YOUR TASK -
Identify all lines in the data containing the string "ylabel". Copy them out.

TASK INPUTS -
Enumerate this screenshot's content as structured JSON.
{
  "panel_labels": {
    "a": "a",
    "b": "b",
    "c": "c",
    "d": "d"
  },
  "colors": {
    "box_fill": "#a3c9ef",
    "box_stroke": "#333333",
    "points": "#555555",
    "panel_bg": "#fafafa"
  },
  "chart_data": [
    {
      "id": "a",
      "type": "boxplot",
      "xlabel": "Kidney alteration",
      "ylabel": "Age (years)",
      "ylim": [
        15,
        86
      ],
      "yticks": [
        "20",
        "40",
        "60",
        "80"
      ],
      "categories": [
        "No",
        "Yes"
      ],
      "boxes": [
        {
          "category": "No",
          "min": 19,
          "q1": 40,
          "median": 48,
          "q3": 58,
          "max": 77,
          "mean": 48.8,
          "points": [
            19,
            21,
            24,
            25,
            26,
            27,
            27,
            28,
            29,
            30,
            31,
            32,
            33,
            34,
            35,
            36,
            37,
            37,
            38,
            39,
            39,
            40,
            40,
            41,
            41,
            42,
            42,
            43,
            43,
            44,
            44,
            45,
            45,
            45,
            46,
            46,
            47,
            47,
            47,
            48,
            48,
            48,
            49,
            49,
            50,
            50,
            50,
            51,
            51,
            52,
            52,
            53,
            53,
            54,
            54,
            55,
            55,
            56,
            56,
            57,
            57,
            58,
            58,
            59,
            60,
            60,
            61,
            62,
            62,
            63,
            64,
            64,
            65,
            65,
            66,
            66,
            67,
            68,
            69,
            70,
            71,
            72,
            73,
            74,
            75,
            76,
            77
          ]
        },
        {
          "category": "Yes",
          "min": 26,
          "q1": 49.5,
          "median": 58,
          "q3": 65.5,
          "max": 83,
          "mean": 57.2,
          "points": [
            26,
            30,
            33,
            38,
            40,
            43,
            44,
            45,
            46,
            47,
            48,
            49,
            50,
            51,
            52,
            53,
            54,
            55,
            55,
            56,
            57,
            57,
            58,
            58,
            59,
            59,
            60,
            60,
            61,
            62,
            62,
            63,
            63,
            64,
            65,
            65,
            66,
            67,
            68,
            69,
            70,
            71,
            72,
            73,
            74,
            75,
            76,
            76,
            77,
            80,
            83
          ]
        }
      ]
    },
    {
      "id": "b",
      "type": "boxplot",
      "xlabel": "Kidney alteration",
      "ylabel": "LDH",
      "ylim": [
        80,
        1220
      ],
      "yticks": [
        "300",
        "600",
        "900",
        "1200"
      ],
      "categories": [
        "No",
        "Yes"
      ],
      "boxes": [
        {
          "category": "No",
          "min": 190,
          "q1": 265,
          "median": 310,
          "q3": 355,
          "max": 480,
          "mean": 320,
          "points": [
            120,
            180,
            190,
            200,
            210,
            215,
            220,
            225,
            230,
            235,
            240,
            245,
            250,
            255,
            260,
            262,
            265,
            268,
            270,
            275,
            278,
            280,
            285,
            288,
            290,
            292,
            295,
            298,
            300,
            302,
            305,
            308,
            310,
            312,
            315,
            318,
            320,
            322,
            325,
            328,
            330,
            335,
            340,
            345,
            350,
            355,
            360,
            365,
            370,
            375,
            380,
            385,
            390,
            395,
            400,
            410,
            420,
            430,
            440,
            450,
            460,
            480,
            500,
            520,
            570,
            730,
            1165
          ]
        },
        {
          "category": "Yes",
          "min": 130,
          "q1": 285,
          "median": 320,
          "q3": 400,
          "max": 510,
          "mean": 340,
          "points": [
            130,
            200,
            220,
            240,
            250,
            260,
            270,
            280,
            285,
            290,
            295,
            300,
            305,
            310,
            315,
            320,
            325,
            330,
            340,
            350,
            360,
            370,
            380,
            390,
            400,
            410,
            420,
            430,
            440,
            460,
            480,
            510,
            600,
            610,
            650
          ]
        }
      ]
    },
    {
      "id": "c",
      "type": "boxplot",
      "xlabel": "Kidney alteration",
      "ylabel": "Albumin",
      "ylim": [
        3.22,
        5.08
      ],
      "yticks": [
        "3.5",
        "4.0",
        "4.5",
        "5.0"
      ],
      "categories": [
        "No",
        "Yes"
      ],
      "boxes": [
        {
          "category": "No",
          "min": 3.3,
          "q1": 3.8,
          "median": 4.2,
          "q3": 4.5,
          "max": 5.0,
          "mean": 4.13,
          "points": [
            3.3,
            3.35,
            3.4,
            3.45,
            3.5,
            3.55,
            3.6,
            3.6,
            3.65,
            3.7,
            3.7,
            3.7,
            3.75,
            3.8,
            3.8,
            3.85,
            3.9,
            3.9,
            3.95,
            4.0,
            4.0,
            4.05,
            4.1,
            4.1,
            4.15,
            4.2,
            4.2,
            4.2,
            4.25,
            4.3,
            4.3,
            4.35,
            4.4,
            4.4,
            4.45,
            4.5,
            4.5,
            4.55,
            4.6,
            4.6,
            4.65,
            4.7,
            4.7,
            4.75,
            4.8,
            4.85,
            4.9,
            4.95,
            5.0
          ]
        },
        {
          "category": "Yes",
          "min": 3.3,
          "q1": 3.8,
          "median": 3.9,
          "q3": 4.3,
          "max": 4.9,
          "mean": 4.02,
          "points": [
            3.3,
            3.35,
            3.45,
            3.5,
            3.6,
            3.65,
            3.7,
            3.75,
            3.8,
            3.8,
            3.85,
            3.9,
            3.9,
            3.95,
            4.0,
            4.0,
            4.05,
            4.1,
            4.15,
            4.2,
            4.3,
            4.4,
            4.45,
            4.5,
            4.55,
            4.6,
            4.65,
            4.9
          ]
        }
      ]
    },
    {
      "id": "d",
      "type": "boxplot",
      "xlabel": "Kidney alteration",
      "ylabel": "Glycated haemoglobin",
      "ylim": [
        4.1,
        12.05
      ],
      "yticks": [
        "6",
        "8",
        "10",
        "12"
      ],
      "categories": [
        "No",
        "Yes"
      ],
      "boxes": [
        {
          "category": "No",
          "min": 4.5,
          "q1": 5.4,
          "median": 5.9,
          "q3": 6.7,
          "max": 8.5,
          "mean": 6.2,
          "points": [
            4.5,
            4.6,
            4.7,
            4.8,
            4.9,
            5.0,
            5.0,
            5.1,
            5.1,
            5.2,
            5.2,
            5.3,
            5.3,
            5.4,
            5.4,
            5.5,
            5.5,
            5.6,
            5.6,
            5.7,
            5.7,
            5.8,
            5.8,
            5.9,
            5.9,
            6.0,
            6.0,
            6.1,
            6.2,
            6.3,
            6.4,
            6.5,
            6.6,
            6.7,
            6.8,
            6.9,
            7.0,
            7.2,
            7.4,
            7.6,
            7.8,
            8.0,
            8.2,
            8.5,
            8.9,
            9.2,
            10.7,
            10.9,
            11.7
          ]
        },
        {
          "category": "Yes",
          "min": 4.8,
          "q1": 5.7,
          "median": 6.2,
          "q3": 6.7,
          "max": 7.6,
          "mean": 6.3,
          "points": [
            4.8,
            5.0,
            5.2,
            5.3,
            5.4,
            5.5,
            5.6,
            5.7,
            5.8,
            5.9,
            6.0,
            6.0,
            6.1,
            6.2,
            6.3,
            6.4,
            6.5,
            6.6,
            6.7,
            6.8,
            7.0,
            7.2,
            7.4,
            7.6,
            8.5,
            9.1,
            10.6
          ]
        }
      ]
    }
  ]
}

OUTPUT FOR THIS TASK -
      "ylabel": "Age (years)",
      "ylabel": "LDH",
      "ylabel": "Albumin",
      "ylabel": "Glycated haemoglobin",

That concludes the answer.